PROVIDED INFORMATION below:

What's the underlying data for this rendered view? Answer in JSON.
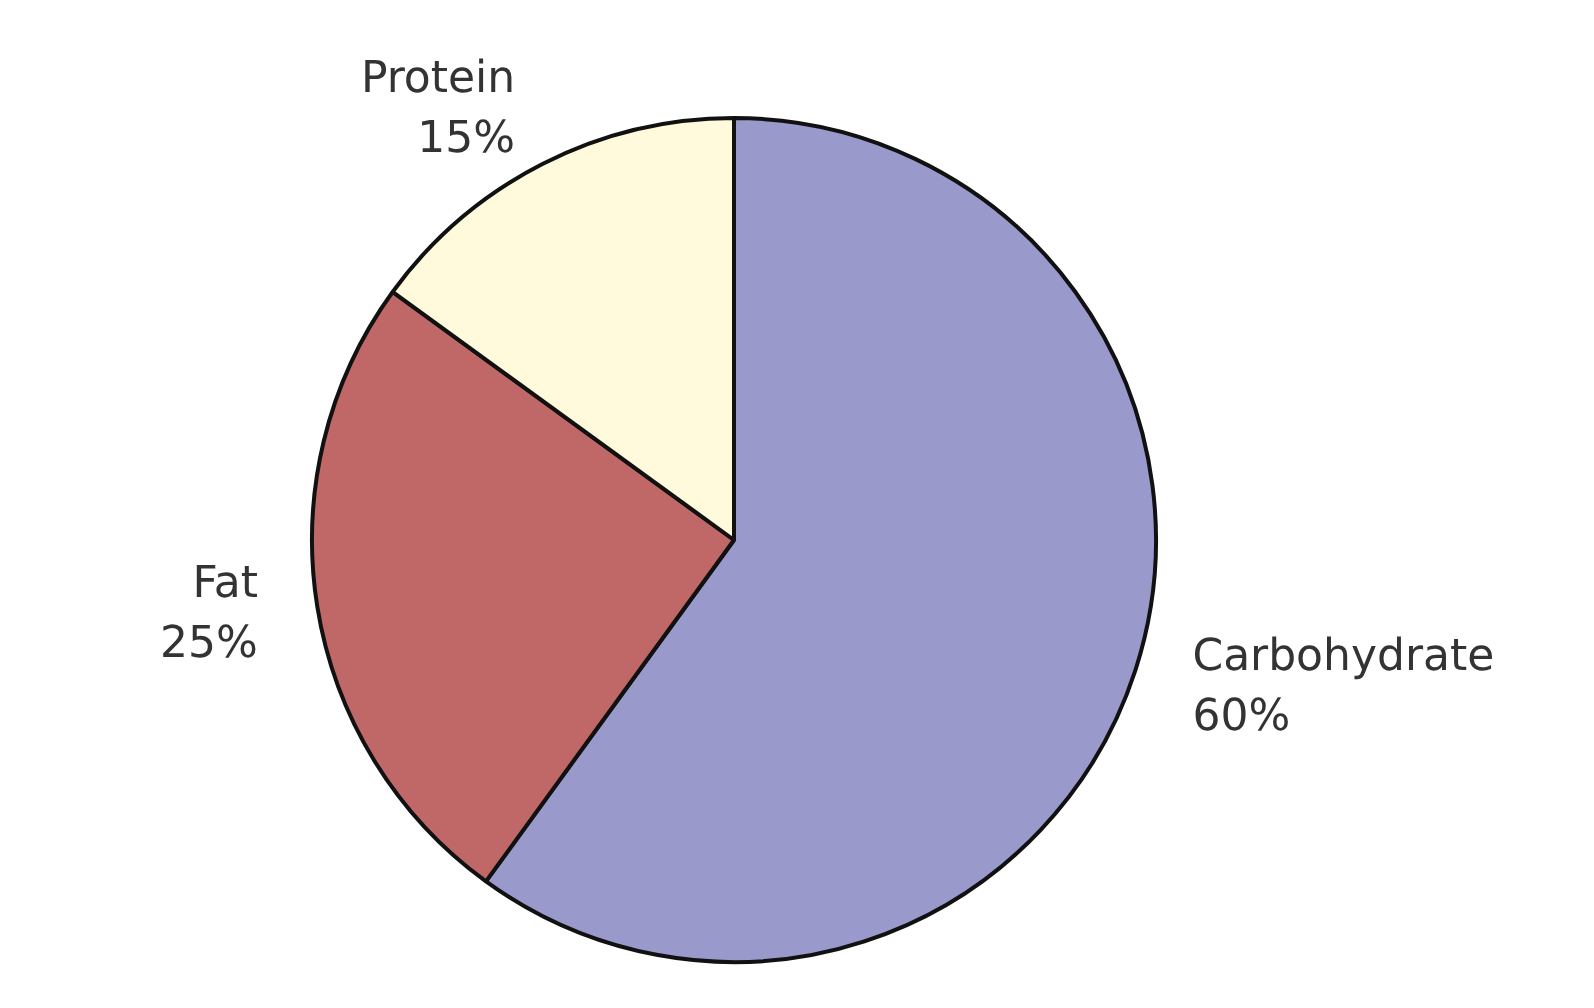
{
  "chart_data": {
    "type": "pie",
    "categories": [
      "Carbohydrate",
      "Fat",
      "Protein"
    ],
    "values": [
      60,
      25,
      15
    ],
    "value_labels": [
      "60%",
      "25%",
      "15%"
    ],
    "colors": [
      "#9999cc",
      "#c06868",
      "#fffadc"
    ],
    "legend": false
  }
}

End of PROVIDED INFORMATION.

▶ _AIM OF THE TASK_
Output the material above exactly as written and drop any images it holds.

▶ _SOLUTION_
What's the underlying data for this rendered view? Answer in JSON.
{
  "chart_data": {
    "type": "pie",
    "categories": [
      "Carbohydrate",
      "Fat",
      "Protein"
    ],
    "values": [
      60,
      25,
      15
    ],
    "value_labels": [
      "60%",
      "25%",
      "15%"
    ],
    "colors": [
      "#9999cc",
      "#c06868",
      "#fffadc"
    ],
    "legend": false
  }
}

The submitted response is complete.